• TASK PROMPT: Retype the records below exactly as they appear.

----------------

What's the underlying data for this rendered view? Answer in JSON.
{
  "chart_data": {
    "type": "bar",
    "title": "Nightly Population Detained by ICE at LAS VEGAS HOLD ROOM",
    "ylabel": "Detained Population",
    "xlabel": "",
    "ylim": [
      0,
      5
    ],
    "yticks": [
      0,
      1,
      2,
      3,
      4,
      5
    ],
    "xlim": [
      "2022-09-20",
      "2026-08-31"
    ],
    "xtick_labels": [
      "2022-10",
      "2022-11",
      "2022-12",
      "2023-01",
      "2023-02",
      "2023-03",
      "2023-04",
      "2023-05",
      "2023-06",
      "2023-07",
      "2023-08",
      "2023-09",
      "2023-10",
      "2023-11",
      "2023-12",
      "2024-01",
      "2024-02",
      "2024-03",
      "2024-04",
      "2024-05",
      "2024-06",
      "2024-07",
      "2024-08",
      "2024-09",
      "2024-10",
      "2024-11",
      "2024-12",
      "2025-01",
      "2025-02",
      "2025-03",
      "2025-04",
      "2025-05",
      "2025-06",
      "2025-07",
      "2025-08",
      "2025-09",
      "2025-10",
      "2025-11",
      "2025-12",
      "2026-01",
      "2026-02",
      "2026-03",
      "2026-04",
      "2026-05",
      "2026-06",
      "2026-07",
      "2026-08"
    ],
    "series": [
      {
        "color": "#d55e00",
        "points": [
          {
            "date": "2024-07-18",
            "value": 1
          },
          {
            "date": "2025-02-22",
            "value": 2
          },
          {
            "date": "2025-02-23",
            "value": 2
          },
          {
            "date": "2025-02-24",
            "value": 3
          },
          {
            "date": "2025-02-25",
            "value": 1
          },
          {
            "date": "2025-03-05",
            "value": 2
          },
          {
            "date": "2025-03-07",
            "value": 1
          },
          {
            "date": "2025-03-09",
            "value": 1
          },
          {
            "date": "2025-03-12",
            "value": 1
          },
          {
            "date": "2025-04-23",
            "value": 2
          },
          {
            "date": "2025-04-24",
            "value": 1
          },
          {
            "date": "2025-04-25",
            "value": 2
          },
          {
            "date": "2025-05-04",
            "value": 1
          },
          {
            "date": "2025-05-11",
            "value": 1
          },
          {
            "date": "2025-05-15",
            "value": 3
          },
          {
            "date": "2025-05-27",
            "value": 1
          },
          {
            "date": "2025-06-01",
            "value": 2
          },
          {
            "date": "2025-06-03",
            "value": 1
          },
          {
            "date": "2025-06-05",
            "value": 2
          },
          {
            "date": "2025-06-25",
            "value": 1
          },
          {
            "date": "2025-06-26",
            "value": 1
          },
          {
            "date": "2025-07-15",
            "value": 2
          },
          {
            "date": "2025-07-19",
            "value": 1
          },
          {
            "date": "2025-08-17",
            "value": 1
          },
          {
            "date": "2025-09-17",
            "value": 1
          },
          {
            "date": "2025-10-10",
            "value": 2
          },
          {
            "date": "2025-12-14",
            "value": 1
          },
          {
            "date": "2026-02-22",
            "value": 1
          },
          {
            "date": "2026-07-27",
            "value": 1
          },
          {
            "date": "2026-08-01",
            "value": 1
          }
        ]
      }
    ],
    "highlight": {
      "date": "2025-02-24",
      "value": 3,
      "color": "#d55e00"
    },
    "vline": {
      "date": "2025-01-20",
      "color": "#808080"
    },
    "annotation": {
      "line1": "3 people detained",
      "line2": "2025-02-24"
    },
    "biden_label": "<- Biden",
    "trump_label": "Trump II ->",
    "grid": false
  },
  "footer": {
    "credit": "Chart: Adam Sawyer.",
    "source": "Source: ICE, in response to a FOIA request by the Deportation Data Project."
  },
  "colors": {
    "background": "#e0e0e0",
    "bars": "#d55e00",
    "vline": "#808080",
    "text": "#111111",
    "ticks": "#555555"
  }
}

----------------

• PROBLEM SOLUTION:
What's the underlying data for this rendered view? Answer in JSON.
{
  "chart_data": {
    "type": "bar",
    "title": "Nightly Population Detained by ICE at LAS VEGAS HOLD ROOM",
    "ylabel": "Detained Population",
    "xlabel": "",
    "ylim": [
      0,
      5
    ],
    "yticks": [
      0,
      1,
      2,
      3,
      4,
      5
    ],
    "xlim": [
      "2022-09-20",
      "2026-08-31"
    ],
    "xtick_labels": [
      "2022-10",
      "2022-11",
      "2022-12",
      "2023-01",
      "2023-02",
      "2023-03",
      "2023-04",
      "2023-05",
      "2023-06",
      "2023-07",
      "2023-08",
      "2023-09",
      "2023-10",
      "2023-11",
      "2023-12",
      "2024-01",
      "2024-02",
      "2024-03",
      "2024-04",
      "2024-05",
      "2024-06",
      "2024-07",
      "2024-08",
      "2024-09",
      "2024-10",
      "2024-11",
      "2024-12",
      "2025-01",
      "2025-02",
      "2025-03",
      "2025-04",
      "2025-05",
      "2025-06",
      "2025-07",
      "2025-08",
      "2025-09",
      "2025-10",
      "2025-11",
      "2025-12",
      "2026-01",
      "2026-02",
      "2026-03",
      "2026-04",
      "2026-05",
      "2026-06",
      "2026-07",
      "2026-08"
    ],
    "series": [
      {
        "color": "#d55e00",
        "points": [
          {
            "date": "2024-07-18",
            "value": 1
          },
          {
            "date": "2025-02-22",
            "value": 2
          },
          {
            "date": "2025-02-23",
            "value": 2
          },
          {
            "date": "2025-02-24",
            "value": 3
          },
          {
            "date": "2025-02-25",
            "value": 1
          },
          {
            "date": "2025-03-05",
            "value": 2
          },
          {
            "date": "2025-03-07",
            "value": 1
          },
          {
            "date": "2025-03-09",
            "value": 1
          },
          {
            "date": "2025-03-12",
            "value": 1
          },
          {
            "date": "2025-04-23",
            "value": 2
          },
          {
            "date": "2025-04-24",
            "value": 1
          },
          {
            "date": "2025-04-25",
            "value": 2
          },
          {
            "date": "2025-05-04",
            "value": 1
          },
          {
            "date": "2025-05-11",
            "value": 1
          },
          {
            "date": "2025-05-15",
            "value": 3
          },
          {
            "date": "2025-05-27",
            "value": 1
          },
          {
            "date": "2025-06-01",
            "value": 2
          },
          {
            "date": "2025-06-03",
            "value": 1
          },
          {
            "date": "2025-06-05",
            "value": 2
          },
          {
            "date": "2025-06-25",
            "value": 1
          },
          {
            "date": "2025-06-26",
            "value": 1
          },
          {
            "date": "2025-07-15",
            "value": 2
          },
          {
            "date": "2025-07-19",
            "value": 1
          },
          {
            "date": "2025-08-17",
            "value": 1
          },
          {
            "date": "2025-09-17",
            "value": 1
          },
          {
            "date": "2025-10-10",
            "value": 2
          },
          {
            "date": "2025-12-14",
            "value": 1
          },
          {
            "date": "2026-02-22",
            "value": 1
          },
          {
            "date": "2026-07-27",
            "value": 1
          },
          {
            "date": "2026-08-01",
            "value": 1
          }
        ]
      }
    ],
    "highlight": {
      "date": "2025-02-24",
      "value": 3,
      "color": "#d55e00"
    },
    "vline": {
      "date": "2025-01-20",
      "color": "#808080"
    },
    "annotation": {
      "line1": "3 people detained",
      "line2": "2025-02-24"
    },
    "biden_label": "<- Biden",
    "trump_label": "Trump II ->",
    "grid": false
  },
  "footer": {
    "credit": "Chart: Adam Sawyer.",
    "source": "Source: ICE, in response to a FOIA request by the Deportation Data Project."
  },
  "colors": {
    "background": "#e0e0e0",
    "bars": "#d55e00",
    "vline": "#808080",
    "text": "#111111",
    "ticks": "#555555"
  }
}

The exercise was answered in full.